Selected text:
----------

Wednesday Campanella’s Utaha Talks Changing Her Look to Change Herself: Billboard Japan Women in Music Interview

Wednesday Campanella singer Utaha chatted with Billboard Japan for its Women in Music interview series featuring female players in the Japanese entertainment industry. The WIM initiative in Japan launched in 2022 to celebrate artists, producers and executives who have made significant contributions to music and inspired other women through their work. The first 30 interviews in this series were published in Japan as a “Billboard Japan Presents” collection by writer Rio Hirai.

Utaha began her music career under unusual circumstances, joining a successful music project as the second-generation lead singer. The 22-year-old artist is now branching out into other fields as well, such as acting. Her striking, one-of-a-kind look has been her passion since before she debuted as Wednesday Campanella’s new frontwoman. After going through a period of feeling like she couldn’t live “normally,” she decided to first change her appearance to cast off her old self, and this transformation eventually led to major changes in her life as well.

I heard you weren’t thinking of becoming a singer before joining Wednesday Campanella. What do you think you’d be doing otherwise?

Utaha: A designer…maybe? I studied design at an art college, and shortly before Wednesday Campanella, I was looking into internships at design companies. I was also uploading my outfits and the stuff I was thinking about at the time on social media. I was asked to join the group because they saw what I was doing, so I was able to start my current career pretty freely.

So your current hair, makeup, and fashion are extensions of what you were doing before.

Yes, the prototype already existed when I was in high school. I couldn’t adapt to school life very well. I didn’t have an icon or an ideal image of what I wanted to be like, but I wanted to break away from my weak self at the time. I wanted to be strong, so I pierced my lip and buzzed my hair.

I imagine it would take courage to do something different when you’re not feeling strong. Were you trying to generate momentum to change yourself?

There was a period when I never encountered anyone who could help me when things were rough, so I had no choice but to help myself. It was really hard for me to change how I felt because of deeply ingrained values. But I realized that all I needed to do was to take a step forward to change the way I look. After realizing that, I immediately took action.

Until then, what was difficult for you or made you feel you couldn’t adapt?

I’m not sure… I was a really normal kid. There was a time when I tried my best to “live like everyone else,” but that didn’t seem to suit me very well. But because I couldn’t do what everyone else was doing normally, I was able to think about what I could do and improve on that.

What changed when you changed your appearance?

I went to a public high school in Tokyo and TikTok was all the rage. It was normal for everyone to look cute like the girls on TikTok in my school, so there were no other girls who had their hair buzzed and lip pierced. There were some who thought I was weird and expressed that sentiment, but it felt like changing my appearance created a kind of barrier around me. I didn’t become stronger on the inside right away, but it was like I had another skin around my weak self. Eventually, it made me stronger on the inside as well.

----------

Record set:
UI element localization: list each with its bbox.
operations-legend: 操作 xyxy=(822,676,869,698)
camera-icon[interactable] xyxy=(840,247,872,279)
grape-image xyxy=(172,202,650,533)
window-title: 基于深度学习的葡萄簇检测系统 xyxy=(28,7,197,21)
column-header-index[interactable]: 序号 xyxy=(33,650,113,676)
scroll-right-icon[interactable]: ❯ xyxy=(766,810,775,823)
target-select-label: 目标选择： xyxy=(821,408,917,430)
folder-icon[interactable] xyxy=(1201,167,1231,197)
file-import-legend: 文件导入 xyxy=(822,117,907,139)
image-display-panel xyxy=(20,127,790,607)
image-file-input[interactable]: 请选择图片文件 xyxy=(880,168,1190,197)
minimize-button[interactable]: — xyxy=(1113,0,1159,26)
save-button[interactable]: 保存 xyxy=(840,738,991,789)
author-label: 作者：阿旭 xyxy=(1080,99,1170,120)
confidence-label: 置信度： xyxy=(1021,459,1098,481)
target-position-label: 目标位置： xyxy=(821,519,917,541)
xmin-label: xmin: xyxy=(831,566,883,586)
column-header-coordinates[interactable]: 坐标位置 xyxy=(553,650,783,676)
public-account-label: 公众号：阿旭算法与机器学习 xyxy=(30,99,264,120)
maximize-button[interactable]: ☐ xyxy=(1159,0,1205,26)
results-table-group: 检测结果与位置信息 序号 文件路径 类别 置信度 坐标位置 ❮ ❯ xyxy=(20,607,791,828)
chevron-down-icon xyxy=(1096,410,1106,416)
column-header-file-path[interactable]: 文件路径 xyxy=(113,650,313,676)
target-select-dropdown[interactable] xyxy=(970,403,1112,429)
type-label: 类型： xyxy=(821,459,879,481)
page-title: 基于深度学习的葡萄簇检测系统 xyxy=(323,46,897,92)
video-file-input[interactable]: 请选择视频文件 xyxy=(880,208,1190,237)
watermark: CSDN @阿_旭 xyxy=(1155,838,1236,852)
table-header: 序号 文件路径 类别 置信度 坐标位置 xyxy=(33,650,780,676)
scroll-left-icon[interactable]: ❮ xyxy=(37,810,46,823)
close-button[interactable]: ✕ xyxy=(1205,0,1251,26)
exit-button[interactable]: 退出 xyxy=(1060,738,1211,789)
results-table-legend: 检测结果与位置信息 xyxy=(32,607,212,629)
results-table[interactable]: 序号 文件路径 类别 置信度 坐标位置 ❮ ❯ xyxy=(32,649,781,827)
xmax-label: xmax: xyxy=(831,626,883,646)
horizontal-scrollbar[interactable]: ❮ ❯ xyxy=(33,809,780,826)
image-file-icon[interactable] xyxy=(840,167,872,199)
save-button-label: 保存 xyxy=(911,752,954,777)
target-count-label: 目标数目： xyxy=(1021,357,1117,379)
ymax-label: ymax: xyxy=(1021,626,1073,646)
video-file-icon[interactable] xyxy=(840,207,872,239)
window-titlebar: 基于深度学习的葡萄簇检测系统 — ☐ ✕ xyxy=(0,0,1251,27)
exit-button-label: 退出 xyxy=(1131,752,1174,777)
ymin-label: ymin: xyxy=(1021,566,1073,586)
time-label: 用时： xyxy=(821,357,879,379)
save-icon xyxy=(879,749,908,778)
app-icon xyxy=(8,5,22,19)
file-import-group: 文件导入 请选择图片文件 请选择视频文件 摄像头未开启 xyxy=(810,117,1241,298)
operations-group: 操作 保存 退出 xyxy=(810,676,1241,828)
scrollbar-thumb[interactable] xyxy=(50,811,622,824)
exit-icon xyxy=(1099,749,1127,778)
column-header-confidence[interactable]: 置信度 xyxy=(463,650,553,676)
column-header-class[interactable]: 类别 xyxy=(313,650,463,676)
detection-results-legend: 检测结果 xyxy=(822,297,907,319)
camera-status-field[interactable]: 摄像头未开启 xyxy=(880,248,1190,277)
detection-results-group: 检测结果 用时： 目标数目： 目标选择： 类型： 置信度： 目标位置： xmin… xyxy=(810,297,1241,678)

----------

About this task: Begin at the words "I heard you" and stop after "career pretty freely.", writing that part of the interview out again with "internships" changed to "apprenticeships". The rows play no part in the work here.

Finished task:
I heard you weren’t thinking of becoming a singer before joining Wednesday Campanella. What do you think you’d be doing otherwise?

Utaha: A designer…maybe? I studied design at an art college, and shortly before Wednesday Campanella, I was looking into apprenticeships at design companies. I was also uploading my outfits and the stuff I was thinking about at the time on social media. I was asked to join the group because they saw what I was doing, so I was able to start my current career pretty freely.